Data entries
▬▬▬▬▬▬▬▬▬▬

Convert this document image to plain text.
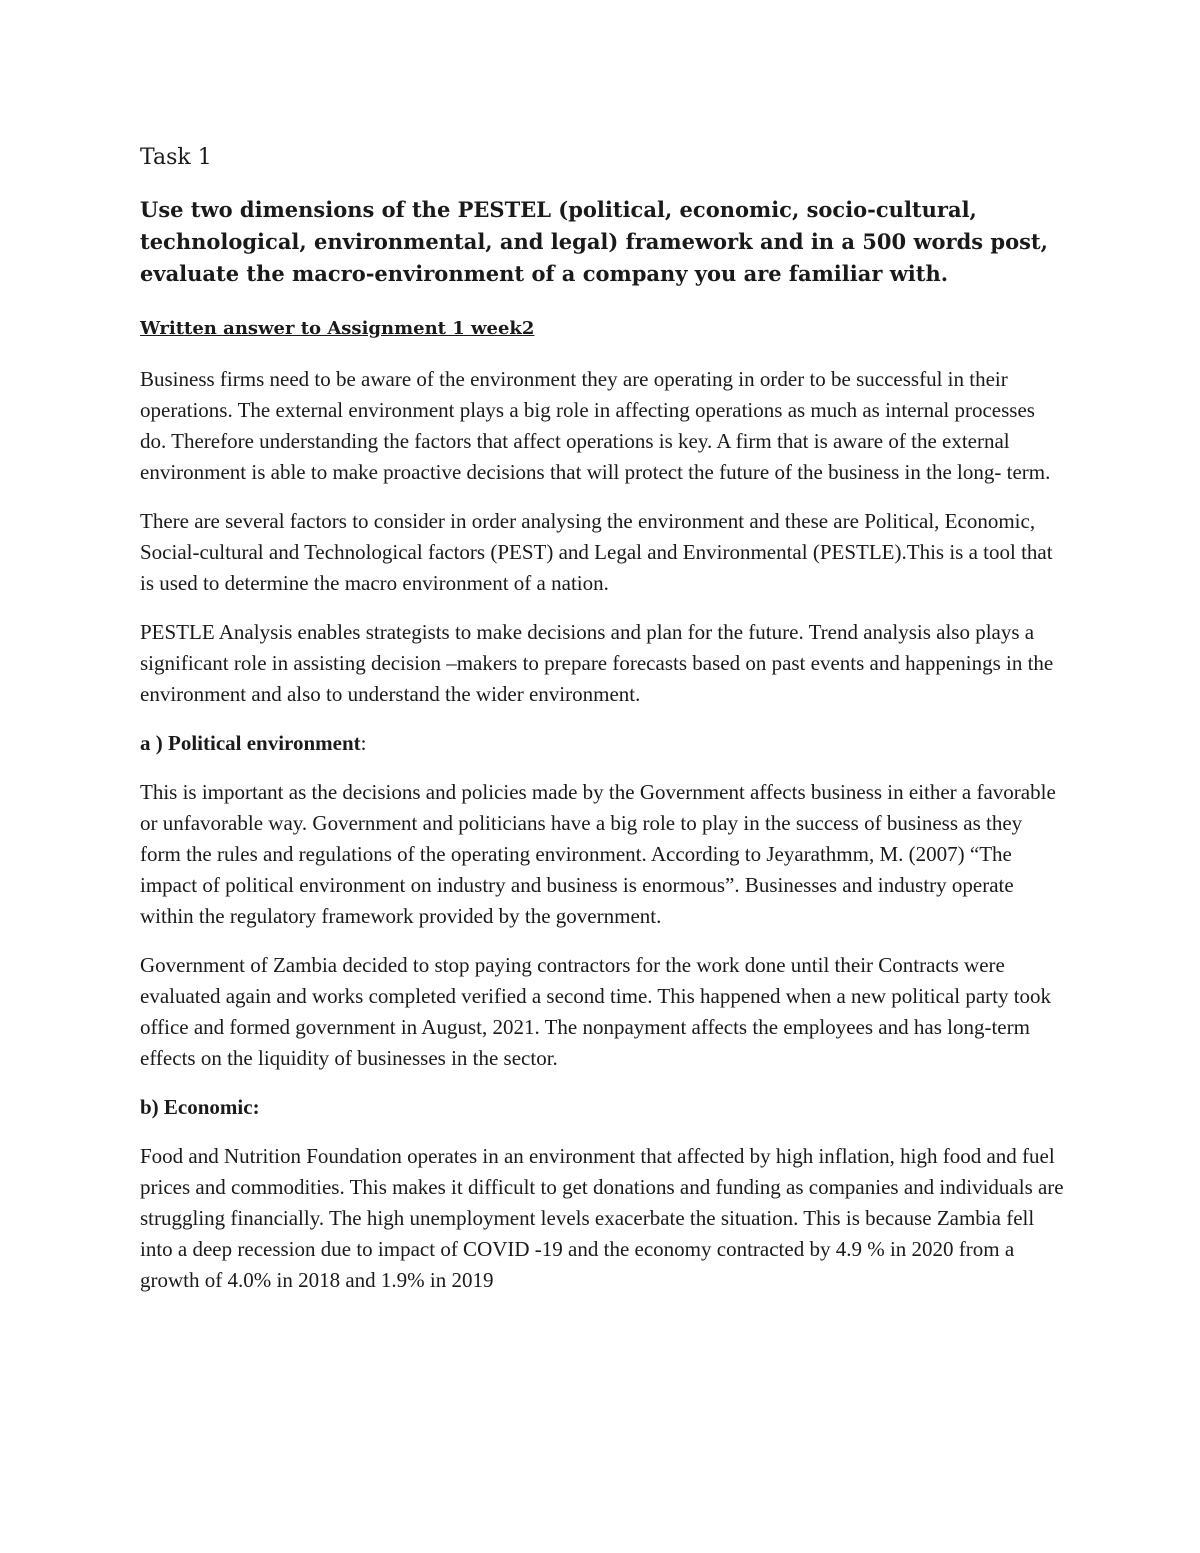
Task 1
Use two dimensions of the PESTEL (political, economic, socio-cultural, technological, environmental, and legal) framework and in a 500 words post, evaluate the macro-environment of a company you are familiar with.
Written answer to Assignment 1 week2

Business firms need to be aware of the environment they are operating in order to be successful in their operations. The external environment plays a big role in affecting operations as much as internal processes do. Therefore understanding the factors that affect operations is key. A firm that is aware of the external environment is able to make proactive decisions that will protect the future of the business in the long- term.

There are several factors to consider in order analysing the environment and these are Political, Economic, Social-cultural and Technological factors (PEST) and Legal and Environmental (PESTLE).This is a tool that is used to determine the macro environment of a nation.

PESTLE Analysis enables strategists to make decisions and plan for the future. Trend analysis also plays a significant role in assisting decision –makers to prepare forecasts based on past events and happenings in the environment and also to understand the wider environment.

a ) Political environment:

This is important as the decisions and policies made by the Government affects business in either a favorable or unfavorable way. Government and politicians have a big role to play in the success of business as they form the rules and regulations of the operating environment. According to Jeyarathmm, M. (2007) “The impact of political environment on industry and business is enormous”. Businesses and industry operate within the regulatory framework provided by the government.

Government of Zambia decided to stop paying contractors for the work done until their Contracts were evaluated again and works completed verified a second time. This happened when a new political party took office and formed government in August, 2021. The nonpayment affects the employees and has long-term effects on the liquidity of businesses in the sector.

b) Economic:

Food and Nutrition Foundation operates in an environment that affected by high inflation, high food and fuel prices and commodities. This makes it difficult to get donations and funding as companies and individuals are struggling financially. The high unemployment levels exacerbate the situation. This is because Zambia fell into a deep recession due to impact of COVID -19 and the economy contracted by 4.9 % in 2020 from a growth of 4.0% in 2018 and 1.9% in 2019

▬▬▬▬▬▬▬▬▬▬

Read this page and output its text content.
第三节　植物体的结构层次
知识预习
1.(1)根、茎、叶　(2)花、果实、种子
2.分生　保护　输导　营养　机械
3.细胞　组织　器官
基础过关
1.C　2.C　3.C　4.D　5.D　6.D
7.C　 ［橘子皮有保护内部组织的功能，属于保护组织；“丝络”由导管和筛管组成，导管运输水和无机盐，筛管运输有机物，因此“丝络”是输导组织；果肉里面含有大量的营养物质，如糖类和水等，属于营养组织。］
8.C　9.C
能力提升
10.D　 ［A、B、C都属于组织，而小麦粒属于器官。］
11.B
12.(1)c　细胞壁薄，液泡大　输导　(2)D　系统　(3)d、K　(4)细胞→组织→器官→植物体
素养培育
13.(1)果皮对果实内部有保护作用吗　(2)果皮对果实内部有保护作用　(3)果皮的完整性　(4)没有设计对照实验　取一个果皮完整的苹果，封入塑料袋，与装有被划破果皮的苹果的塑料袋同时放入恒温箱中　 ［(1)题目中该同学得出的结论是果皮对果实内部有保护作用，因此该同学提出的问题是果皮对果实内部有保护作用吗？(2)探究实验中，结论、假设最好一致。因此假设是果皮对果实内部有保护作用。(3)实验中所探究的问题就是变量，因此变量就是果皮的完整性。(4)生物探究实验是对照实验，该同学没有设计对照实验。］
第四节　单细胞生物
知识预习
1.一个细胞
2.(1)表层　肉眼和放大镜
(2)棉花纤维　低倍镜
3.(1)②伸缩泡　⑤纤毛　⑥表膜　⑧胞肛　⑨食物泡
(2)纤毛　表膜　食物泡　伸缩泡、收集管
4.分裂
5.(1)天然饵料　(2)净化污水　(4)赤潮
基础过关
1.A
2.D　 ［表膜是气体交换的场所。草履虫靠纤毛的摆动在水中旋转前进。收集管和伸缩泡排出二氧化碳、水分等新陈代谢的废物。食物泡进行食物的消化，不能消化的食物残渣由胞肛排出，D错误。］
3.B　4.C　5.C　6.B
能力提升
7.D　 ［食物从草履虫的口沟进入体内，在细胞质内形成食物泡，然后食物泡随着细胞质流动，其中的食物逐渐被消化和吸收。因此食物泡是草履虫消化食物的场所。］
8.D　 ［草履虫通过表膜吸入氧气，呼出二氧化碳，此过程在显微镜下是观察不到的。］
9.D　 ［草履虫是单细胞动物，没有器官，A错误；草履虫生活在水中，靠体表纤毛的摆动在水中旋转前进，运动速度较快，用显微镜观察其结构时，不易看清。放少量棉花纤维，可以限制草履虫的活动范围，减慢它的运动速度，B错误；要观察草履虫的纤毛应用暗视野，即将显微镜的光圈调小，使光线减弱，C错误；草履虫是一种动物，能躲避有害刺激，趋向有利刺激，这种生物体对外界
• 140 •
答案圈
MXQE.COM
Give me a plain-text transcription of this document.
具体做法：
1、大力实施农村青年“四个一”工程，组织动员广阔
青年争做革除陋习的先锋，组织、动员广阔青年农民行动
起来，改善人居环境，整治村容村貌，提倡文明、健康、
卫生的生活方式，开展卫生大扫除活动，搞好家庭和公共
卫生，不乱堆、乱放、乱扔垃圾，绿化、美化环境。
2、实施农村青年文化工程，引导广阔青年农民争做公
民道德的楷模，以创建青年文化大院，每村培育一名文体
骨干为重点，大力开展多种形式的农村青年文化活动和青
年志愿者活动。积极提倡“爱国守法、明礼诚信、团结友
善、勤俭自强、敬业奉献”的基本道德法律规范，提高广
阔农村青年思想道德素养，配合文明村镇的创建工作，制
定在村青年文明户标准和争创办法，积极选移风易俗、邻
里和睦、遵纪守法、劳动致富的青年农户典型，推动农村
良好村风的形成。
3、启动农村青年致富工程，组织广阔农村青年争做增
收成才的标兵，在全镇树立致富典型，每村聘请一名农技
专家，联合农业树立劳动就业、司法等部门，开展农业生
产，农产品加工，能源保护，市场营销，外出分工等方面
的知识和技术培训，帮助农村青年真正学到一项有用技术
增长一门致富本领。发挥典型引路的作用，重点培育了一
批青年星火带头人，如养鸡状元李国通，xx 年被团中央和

▬▬▬▬▬▬▬▬▬▬

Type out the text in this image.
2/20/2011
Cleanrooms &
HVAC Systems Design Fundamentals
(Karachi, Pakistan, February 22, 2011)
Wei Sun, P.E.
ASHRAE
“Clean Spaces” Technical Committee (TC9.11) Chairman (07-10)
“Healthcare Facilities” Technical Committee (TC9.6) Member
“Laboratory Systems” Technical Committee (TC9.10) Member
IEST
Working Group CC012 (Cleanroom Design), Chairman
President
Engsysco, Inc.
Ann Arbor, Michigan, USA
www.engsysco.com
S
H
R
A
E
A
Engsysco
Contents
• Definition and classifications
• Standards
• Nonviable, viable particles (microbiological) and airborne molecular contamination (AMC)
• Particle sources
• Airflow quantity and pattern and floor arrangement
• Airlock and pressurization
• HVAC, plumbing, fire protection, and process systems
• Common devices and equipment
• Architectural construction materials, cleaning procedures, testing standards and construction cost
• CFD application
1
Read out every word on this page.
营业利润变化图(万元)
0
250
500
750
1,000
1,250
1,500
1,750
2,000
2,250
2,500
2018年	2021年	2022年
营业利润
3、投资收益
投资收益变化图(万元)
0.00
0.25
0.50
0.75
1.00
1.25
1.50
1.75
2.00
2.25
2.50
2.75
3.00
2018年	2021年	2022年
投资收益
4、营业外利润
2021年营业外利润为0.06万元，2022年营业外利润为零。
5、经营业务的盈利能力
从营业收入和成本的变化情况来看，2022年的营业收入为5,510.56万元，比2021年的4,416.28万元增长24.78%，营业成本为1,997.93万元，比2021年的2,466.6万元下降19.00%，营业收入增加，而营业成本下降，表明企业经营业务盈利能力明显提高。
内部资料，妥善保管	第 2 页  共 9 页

▬▬▬▬▬▬▬▬▬▬

● Task objective
Give the number of lines above in which the word "text" occurs, with nothing else.

● Result for this exercise
4